What to work on | Count the lines that include the string "face", and give only that number.

Provided records |
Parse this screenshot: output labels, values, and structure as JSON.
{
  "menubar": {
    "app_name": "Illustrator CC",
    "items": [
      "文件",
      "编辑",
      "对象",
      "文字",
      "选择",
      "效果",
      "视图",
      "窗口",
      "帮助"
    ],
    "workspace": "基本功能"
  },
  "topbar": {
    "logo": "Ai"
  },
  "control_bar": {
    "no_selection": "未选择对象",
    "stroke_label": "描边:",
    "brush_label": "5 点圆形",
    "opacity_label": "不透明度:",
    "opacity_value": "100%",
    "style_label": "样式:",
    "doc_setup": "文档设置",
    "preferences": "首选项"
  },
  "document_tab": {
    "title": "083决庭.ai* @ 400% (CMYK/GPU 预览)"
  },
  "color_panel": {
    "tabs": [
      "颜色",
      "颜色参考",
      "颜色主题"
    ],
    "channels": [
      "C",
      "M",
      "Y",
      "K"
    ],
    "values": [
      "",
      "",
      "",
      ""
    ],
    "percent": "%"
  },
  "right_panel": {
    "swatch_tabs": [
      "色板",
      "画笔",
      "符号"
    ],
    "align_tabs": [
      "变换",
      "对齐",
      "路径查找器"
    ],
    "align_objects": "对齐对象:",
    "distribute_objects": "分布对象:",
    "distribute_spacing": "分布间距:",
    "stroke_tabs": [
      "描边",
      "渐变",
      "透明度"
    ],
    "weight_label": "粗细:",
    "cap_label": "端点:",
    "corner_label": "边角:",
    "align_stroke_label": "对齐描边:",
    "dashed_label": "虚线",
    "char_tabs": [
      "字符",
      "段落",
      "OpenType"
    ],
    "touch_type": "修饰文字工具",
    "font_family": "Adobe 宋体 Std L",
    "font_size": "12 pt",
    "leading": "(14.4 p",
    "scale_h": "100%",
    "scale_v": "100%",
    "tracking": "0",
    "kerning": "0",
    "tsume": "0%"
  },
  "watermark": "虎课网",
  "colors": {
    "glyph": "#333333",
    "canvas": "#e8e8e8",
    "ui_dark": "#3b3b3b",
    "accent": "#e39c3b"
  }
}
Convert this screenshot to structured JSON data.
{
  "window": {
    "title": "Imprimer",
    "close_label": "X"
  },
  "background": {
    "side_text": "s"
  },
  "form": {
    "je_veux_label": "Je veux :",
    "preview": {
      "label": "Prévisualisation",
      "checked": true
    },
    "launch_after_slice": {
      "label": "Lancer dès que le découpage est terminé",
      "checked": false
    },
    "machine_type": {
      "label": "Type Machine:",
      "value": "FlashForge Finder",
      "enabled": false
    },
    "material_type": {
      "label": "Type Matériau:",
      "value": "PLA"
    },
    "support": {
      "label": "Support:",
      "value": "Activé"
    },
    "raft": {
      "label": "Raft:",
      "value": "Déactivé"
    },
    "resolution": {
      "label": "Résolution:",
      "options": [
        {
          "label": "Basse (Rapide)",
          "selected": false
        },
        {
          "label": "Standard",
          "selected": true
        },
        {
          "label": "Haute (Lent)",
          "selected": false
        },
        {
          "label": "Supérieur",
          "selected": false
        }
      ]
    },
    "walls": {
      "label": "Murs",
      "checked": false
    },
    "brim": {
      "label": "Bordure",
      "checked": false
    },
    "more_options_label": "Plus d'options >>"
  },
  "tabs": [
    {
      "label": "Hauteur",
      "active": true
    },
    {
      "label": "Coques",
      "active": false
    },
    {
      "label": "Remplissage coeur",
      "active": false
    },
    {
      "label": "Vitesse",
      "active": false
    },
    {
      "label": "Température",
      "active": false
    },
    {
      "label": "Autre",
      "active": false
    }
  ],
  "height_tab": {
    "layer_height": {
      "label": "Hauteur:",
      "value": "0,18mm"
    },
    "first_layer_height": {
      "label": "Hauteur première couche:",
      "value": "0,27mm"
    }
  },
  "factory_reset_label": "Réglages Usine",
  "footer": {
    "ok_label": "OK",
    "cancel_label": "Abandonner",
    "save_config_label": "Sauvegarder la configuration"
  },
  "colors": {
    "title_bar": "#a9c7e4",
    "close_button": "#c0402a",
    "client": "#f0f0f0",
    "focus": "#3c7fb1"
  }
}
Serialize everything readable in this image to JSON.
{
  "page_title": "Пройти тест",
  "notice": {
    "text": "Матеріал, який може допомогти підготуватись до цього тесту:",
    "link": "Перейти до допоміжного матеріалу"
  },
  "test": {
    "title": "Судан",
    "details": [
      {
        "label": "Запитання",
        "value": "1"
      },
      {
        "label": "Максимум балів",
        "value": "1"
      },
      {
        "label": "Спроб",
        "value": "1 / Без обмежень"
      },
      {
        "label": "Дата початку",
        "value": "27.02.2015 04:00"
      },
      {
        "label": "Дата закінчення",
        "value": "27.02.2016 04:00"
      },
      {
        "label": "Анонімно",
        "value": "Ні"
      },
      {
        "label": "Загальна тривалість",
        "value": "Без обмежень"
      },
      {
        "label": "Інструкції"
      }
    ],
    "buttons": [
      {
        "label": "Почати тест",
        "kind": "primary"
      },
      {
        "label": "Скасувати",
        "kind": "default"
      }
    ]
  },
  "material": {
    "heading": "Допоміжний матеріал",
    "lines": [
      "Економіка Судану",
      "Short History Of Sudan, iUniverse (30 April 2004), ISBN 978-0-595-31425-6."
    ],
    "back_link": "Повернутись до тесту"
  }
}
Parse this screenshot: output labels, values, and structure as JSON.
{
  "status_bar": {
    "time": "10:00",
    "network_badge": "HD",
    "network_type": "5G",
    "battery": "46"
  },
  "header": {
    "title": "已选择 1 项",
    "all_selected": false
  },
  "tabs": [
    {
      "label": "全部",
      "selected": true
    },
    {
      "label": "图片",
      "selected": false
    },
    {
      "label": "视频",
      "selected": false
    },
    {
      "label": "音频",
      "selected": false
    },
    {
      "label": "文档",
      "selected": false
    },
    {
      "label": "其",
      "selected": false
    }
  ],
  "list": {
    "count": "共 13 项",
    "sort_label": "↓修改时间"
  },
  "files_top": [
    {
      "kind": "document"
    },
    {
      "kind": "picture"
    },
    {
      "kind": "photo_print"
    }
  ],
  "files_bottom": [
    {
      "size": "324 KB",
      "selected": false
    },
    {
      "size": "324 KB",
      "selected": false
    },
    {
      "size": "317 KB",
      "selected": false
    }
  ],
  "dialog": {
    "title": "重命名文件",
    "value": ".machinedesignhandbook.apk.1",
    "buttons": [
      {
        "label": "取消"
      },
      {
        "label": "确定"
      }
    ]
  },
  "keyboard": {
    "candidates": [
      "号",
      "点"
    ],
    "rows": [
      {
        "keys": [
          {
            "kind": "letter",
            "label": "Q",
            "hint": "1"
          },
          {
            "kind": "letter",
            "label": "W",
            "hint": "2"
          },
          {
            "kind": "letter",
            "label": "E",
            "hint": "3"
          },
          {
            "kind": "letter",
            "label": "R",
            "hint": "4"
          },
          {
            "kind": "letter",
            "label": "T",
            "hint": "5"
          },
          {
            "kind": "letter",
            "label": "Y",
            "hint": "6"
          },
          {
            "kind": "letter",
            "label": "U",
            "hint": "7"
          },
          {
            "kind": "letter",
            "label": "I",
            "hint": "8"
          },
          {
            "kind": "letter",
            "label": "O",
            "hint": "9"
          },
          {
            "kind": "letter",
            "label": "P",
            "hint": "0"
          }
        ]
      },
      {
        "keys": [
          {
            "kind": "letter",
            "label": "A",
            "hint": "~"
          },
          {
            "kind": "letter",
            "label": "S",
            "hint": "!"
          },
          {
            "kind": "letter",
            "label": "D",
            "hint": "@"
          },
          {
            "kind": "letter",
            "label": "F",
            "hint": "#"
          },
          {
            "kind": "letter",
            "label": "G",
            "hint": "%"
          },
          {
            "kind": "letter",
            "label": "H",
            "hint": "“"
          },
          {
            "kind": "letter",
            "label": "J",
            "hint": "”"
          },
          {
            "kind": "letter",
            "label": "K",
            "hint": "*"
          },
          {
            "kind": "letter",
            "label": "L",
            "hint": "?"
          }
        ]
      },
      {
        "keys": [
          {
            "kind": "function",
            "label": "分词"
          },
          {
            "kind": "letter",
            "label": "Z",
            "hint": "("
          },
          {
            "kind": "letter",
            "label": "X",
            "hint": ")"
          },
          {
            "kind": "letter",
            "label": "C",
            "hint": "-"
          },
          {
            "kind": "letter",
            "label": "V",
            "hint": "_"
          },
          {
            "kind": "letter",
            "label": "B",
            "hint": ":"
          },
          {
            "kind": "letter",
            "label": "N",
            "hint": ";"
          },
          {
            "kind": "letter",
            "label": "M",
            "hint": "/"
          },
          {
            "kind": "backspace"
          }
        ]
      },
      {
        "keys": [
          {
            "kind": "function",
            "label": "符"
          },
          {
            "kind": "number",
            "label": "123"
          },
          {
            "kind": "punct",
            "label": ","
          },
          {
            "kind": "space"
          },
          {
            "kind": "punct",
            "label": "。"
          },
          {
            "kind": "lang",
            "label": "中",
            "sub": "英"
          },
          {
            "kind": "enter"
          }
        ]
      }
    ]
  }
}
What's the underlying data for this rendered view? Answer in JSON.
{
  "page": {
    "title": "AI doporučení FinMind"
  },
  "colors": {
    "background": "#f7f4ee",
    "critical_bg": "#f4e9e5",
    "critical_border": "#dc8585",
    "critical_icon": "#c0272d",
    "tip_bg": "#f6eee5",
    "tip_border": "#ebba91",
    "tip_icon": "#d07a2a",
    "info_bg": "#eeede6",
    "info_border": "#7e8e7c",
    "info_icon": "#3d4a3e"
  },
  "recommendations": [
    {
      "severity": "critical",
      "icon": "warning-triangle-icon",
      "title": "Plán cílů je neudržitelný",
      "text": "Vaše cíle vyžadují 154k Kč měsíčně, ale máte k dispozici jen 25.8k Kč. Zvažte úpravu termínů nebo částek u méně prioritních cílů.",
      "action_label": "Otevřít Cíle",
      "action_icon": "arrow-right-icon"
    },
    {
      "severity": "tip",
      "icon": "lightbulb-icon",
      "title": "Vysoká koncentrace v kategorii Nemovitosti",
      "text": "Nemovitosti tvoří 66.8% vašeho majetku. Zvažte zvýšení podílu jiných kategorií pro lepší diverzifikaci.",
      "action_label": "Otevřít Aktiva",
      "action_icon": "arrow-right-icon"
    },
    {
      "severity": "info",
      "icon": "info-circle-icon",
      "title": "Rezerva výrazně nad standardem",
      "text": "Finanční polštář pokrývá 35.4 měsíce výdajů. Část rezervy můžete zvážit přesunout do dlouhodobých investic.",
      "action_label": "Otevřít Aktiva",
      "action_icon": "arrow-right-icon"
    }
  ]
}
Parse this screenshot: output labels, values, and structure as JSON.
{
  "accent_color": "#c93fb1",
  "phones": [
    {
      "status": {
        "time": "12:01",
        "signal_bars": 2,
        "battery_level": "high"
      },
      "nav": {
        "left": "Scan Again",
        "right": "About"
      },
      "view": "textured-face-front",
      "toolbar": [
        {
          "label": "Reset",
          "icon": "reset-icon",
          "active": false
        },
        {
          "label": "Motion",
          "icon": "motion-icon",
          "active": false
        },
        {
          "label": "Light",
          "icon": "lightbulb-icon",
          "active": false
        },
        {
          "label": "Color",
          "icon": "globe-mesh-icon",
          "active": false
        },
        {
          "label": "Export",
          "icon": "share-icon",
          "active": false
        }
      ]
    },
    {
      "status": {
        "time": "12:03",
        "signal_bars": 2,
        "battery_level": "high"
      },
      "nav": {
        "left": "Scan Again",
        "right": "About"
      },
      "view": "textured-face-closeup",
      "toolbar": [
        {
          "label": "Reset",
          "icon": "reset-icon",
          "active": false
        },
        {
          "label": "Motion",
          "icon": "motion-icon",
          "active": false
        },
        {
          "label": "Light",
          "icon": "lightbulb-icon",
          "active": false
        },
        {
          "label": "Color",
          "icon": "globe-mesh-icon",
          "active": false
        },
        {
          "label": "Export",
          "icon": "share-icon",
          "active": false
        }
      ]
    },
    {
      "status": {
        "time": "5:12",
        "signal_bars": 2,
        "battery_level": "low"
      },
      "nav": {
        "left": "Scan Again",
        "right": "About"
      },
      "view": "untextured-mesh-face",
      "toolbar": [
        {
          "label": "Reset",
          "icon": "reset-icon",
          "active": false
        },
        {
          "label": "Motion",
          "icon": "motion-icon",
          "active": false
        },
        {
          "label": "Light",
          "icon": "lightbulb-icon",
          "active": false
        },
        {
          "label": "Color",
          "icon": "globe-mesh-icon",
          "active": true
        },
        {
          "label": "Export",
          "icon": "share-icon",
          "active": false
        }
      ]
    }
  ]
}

Final result | 3